>>>>

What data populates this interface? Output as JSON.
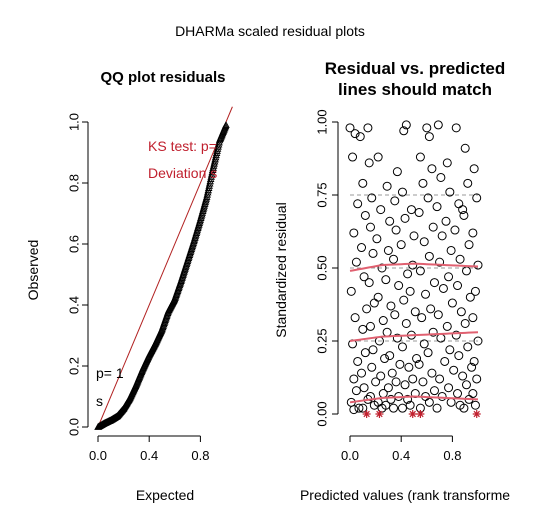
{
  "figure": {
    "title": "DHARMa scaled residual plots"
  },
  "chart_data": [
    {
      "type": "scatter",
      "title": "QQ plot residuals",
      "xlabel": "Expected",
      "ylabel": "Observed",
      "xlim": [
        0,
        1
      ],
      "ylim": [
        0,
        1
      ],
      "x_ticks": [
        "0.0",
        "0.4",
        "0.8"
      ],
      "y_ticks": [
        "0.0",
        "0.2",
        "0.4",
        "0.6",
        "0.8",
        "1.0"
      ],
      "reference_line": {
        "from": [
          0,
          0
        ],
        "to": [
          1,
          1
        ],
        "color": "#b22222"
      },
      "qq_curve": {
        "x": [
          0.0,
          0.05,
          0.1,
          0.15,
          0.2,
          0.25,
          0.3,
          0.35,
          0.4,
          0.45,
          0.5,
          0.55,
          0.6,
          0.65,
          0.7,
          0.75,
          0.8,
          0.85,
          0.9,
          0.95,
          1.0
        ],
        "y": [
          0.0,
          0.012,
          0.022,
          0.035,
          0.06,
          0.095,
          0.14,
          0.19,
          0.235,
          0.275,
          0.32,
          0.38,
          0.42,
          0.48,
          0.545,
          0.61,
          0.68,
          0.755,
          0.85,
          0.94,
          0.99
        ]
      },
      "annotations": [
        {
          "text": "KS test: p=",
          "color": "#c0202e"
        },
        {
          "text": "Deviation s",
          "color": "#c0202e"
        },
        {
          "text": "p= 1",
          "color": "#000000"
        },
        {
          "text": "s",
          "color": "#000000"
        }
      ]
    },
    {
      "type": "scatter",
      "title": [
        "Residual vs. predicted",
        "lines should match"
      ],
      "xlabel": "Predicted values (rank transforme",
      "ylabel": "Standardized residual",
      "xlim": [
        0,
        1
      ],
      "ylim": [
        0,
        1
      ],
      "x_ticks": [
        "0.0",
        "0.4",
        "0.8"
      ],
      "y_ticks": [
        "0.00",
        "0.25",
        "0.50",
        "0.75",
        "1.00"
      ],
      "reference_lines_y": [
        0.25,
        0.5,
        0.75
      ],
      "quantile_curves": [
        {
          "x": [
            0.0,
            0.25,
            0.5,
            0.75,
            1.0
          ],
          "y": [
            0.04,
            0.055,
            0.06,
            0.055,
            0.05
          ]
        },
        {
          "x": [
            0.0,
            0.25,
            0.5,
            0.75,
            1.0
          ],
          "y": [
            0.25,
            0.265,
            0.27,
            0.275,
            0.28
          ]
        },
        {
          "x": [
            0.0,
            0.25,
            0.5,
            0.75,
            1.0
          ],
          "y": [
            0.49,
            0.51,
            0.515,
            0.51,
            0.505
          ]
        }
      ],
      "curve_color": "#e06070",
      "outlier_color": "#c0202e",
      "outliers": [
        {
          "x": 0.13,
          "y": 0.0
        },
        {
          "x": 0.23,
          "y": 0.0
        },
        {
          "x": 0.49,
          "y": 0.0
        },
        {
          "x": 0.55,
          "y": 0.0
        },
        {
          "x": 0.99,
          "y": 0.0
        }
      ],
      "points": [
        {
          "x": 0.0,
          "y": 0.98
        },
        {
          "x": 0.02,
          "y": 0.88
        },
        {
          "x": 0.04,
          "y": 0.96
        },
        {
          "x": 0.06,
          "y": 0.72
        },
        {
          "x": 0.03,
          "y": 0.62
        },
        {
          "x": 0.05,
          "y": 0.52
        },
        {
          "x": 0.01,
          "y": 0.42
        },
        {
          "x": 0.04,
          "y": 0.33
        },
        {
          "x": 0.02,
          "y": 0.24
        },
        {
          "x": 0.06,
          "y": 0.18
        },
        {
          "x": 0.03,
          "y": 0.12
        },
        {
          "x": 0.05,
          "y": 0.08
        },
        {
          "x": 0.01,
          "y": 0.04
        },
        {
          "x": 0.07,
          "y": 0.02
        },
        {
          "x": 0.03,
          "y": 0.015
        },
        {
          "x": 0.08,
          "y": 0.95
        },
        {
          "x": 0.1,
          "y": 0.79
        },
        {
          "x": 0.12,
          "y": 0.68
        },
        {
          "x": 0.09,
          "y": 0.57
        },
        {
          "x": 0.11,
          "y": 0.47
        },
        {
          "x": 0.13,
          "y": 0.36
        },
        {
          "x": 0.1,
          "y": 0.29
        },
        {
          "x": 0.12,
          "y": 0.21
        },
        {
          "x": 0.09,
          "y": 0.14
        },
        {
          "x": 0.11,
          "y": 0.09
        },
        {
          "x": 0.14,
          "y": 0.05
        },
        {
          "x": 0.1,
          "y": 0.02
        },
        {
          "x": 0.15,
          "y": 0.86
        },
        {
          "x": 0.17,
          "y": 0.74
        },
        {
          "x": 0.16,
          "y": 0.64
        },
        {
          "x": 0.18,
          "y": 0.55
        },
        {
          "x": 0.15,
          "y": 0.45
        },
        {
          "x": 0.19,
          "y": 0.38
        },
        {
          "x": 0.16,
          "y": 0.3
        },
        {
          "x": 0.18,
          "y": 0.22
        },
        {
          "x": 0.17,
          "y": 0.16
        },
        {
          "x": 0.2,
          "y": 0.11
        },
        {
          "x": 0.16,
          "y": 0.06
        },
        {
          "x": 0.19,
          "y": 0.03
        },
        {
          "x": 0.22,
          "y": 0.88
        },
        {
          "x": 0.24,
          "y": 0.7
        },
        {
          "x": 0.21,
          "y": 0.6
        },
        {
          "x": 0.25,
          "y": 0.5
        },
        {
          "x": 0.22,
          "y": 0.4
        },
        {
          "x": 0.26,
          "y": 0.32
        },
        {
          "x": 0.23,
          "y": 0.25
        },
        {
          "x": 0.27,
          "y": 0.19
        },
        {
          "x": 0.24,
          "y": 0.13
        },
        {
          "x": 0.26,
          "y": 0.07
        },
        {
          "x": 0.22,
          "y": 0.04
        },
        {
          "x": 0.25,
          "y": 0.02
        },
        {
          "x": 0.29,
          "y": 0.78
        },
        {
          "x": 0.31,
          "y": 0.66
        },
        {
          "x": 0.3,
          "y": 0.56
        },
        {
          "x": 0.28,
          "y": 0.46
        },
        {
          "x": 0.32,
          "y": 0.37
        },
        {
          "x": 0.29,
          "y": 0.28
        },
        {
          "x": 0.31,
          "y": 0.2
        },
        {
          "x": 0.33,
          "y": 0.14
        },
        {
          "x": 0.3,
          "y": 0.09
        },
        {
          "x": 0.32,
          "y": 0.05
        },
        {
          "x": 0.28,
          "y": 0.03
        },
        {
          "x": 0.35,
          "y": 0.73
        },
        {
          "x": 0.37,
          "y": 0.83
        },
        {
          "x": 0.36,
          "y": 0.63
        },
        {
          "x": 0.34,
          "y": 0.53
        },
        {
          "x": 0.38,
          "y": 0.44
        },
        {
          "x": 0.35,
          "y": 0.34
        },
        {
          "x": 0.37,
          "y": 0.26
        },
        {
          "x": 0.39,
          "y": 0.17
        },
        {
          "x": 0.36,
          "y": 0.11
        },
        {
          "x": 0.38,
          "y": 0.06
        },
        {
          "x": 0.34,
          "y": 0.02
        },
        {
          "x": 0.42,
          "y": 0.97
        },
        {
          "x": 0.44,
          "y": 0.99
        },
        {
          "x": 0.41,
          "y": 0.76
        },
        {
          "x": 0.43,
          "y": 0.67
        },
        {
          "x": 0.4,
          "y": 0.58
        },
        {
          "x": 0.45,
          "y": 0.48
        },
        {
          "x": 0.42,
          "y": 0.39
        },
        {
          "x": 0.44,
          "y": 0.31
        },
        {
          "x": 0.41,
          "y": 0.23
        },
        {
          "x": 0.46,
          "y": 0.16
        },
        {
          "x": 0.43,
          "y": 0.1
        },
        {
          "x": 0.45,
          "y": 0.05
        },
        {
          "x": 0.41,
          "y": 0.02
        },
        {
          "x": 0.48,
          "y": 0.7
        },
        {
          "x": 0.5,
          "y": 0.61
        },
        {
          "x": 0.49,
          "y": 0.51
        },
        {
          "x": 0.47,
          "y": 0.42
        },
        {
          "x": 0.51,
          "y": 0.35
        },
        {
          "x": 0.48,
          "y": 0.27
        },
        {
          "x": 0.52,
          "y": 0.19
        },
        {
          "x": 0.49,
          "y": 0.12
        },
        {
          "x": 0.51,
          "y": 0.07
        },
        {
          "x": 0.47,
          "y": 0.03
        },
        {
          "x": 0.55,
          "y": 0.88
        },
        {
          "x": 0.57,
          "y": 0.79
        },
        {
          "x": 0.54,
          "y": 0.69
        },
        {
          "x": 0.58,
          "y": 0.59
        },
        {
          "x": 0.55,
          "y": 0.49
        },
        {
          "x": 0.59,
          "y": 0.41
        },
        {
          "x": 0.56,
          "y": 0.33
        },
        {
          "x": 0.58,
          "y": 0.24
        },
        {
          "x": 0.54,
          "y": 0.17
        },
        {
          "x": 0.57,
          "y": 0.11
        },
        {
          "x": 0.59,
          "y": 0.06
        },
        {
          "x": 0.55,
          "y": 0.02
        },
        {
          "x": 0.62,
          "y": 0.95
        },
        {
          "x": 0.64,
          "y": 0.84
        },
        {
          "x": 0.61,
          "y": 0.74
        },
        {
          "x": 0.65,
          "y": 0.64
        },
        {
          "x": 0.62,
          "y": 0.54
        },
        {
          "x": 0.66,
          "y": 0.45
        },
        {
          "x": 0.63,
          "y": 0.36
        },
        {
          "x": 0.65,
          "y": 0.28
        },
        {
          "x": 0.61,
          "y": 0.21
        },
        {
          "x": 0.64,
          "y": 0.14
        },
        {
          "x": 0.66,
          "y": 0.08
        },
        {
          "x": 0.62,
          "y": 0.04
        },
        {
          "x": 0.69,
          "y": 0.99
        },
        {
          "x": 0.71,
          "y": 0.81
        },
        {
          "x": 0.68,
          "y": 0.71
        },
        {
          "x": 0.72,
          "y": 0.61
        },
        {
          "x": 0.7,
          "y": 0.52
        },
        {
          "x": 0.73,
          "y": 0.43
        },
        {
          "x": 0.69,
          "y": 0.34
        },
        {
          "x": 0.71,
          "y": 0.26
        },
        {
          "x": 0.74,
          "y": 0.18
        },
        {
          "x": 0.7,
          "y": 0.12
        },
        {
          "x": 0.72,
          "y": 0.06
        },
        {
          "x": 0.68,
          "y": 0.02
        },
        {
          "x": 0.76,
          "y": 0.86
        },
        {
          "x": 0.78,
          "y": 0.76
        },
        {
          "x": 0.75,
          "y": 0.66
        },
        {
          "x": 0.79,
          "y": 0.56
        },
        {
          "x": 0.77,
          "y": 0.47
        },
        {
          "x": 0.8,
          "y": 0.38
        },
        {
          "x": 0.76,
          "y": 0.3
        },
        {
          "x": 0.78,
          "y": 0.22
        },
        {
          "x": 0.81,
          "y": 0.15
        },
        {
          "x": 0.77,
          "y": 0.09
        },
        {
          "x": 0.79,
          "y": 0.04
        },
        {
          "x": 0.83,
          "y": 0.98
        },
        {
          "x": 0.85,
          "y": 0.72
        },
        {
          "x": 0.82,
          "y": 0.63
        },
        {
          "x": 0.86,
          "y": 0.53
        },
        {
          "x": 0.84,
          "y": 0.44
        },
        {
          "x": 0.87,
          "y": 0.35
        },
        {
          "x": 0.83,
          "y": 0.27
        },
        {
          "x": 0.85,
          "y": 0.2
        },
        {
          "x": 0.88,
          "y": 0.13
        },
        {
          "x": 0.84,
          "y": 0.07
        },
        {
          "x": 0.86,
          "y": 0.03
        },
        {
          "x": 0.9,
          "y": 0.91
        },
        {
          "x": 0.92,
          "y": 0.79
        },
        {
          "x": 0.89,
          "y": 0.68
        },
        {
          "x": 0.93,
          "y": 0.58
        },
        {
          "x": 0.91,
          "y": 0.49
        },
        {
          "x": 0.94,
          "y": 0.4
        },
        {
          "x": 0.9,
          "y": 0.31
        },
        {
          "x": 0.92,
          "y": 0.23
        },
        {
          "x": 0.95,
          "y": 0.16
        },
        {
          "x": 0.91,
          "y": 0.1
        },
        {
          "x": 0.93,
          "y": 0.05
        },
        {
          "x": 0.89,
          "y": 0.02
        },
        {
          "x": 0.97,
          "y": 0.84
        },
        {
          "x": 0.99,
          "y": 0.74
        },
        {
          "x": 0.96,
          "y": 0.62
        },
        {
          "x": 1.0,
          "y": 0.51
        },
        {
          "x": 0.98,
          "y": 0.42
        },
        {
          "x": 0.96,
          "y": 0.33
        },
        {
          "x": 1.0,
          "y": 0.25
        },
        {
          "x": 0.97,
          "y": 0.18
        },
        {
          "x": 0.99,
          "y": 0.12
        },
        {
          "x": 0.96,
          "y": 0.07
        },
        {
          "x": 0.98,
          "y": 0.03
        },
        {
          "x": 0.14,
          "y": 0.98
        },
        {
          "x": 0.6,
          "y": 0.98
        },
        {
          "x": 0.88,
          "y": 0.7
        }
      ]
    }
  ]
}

<<<<

Lines that include the word "ylabel" — how many are there in the data? Answer with the number alone.

2